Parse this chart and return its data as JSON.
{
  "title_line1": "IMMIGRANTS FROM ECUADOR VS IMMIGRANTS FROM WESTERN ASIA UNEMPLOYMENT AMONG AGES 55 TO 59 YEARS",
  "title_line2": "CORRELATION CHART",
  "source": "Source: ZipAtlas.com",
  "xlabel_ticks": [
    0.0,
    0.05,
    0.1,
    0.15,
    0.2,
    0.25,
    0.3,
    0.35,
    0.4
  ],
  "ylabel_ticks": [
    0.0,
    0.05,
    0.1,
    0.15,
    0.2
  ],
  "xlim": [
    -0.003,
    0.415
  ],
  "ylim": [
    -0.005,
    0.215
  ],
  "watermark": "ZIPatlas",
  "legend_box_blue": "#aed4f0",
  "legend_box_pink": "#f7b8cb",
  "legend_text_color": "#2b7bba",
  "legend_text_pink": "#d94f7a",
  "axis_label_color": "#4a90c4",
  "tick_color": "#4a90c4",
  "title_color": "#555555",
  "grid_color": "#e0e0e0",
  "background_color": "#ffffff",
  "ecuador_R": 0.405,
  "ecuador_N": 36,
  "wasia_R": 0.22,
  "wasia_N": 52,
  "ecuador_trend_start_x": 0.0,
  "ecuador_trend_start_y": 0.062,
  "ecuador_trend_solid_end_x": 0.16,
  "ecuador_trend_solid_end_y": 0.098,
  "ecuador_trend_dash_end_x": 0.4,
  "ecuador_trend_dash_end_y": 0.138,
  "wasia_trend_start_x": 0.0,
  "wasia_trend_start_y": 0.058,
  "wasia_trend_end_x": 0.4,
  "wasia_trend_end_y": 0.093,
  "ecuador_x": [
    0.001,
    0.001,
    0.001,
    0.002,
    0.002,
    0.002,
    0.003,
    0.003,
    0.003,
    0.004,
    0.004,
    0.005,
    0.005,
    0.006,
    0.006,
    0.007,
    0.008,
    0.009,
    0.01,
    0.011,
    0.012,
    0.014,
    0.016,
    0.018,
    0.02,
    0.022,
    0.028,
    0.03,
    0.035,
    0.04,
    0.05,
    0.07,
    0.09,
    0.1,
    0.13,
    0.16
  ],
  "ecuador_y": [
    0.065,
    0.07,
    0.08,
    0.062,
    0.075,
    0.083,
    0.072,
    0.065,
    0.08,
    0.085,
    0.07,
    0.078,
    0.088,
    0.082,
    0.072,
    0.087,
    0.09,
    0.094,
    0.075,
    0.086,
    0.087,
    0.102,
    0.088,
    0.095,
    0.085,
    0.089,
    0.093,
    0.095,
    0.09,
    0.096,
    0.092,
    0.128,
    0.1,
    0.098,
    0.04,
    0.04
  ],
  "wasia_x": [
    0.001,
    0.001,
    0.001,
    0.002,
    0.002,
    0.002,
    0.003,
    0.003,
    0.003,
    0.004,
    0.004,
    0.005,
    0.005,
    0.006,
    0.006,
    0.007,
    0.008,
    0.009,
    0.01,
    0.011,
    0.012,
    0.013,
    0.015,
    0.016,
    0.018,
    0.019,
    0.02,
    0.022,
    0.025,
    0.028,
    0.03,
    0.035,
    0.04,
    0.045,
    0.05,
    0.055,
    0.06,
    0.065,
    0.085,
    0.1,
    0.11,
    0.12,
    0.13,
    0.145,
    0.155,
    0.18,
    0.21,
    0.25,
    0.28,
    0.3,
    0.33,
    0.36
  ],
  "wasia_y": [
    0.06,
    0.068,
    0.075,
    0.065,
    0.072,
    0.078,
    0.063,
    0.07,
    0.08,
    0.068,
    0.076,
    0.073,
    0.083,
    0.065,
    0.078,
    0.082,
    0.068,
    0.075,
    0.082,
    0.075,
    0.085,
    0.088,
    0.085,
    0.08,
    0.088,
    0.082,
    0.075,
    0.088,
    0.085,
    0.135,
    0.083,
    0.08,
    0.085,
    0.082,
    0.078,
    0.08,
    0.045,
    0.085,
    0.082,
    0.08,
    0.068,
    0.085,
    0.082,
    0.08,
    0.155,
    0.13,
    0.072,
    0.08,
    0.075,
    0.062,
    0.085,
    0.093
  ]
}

=-=-=

■ **Request**
Return the entries above exactly as they appear.

■ **Task output**
Parse this chart and return its data as JSON.
{
  "title_line1": "IMMIGRANTS FROM ECUADOR VS IMMIGRANTS FROM WESTERN ASIA UNEMPLOYMENT AMONG AGES 55 TO 59 YEARS",
  "title_line2": "CORRELATION CHART",
  "source": "Source: ZipAtlas.com",
  "xlabel_ticks": [
    0.0,
    0.05,
    0.1,
    0.15,
    0.2,
    0.25,
    0.3,
    0.35,
    0.4
  ],
  "ylabel_ticks": [
    0.0,
    0.05,
    0.1,
    0.15,
    0.2
  ],
  "xlim": [
    -0.003,
    0.415
  ],
  "ylim": [
    -0.005,
    0.215
  ],
  "watermark": "ZIPatlas",
  "legend_box_blue": "#aed4f0",
  "legend_box_pink": "#f7b8cb",
  "legend_text_color": "#2b7bba",
  "legend_text_pink": "#d94f7a",
  "axis_label_color": "#4a90c4",
  "tick_color": "#4a90c4",
  "title_color": "#555555",
  "grid_color": "#e0e0e0",
  "background_color": "#ffffff",
  "ecuador_R": 0.405,
  "ecuador_N": 36,
  "wasia_R": 0.22,
  "wasia_N": 52,
  "ecuador_trend_start_x": 0.0,
  "ecuador_trend_start_y": 0.062,
  "ecuador_trend_solid_end_x": 0.16,
  "ecuador_trend_solid_end_y": 0.098,
  "ecuador_trend_dash_end_x": 0.4,
  "ecuador_trend_dash_end_y": 0.138,
  "wasia_trend_start_x": 0.0,
  "wasia_trend_start_y": 0.058,
  "wasia_trend_end_x": 0.4,
  "wasia_trend_end_y": 0.093,
  "ecuador_x": [
    0.001,
    0.001,
    0.001,
    0.002,
    0.002,
    0.002,
    0.003,
    0.003,
    0.003,
    0.004,
    0.004,
    0.005,
    0.005,
    0.006,
    0.006,
    0.007,
    0.008,
    0.009,
    0.01,
    0.011,
    0.012,
    0.014,
    0.016,
    0.018,
    0.02,
    0.022,
    0.028,
    0.03,
    0.035,
    0.04,
    0.05,
    0.07,
    0.09,
    0.1,
    0.13,
    0.16
  ],
  "ecuador_y": [
    0.065,
    0.07,
    0.08,
    0.062,
    0.075,
    0.083,
    0.072,
    0.065,
    0.08,
    0.085,
    0.07,
    0.078,
    0.088,
    0.082,
    0.072,
    0.087,
    0.09,
    0.094,
    0.075,
    0.086,
    0.087,
    0.102,
    0.088,
    0.095,
    0.085,
    0.089,
    0.093,
    0.095,
    0.09,
    0.096,
    0.092,
    0.128,
    0.1,
    0.098,
    0.04,
    0.04
  ],
  "wasia_x": [
    0.001,
    0.001,
    0.001,
    0.002,
    0.002,
    0.002,
    0.003,
    0.003,
    0.003,
    0.004,
    0.004,
    0.005,
    0.005,
    0.006,
    0.006,
    0.007,
    0.008,
    0.009,
    0.01,
    0.011,
    0.012,
    0.013,
    0.015,
    0.016,
    0.018,
    0.019,
    0.02,
    0.022,
    0.025,
    0.028,
    0.03,
    0.035,
    0.04,
    0.045,
    0.05,
    0.055,
    0.06,
    0.065,
    0.085,
    0.1,
    0.11,
    0.12,
    0.13,
    0.145,
    0.155,
    0.18,
    0.21,
    0.25,
    0.28,
    0.3,
    0.33,
    0.36
  ],
  "wasia_y": [
    0.06,
    0.068,
    0.075,
    0.065,
    0.072,
    0.078,
    0.063,
    0.07,
    0.08,
    0.068,
    0.076,
    0.073,
    0.083,
    0.065,
    0.078,
    0.082,
    0.068,
    0.075,
    0.082,
    0.075,
    0.085,
    0.088,
    0.085,
    0.08,
    0.088,
    0.082,
    0.075,
    0.088,
    0.085,
    0.135,
    0.083,
    0.08,
    0.085,
    0.082,
    0.078,
    0.08,
    0.045,
    0.085,
    0.082,
    0.08,
    0.068,
    0.085,
    0.082,
    0.08,
    0.155,
    0.13,
    0.072,
    0.08,
    0.075,
    0.062,
    0.085,
    0.093
  ]
}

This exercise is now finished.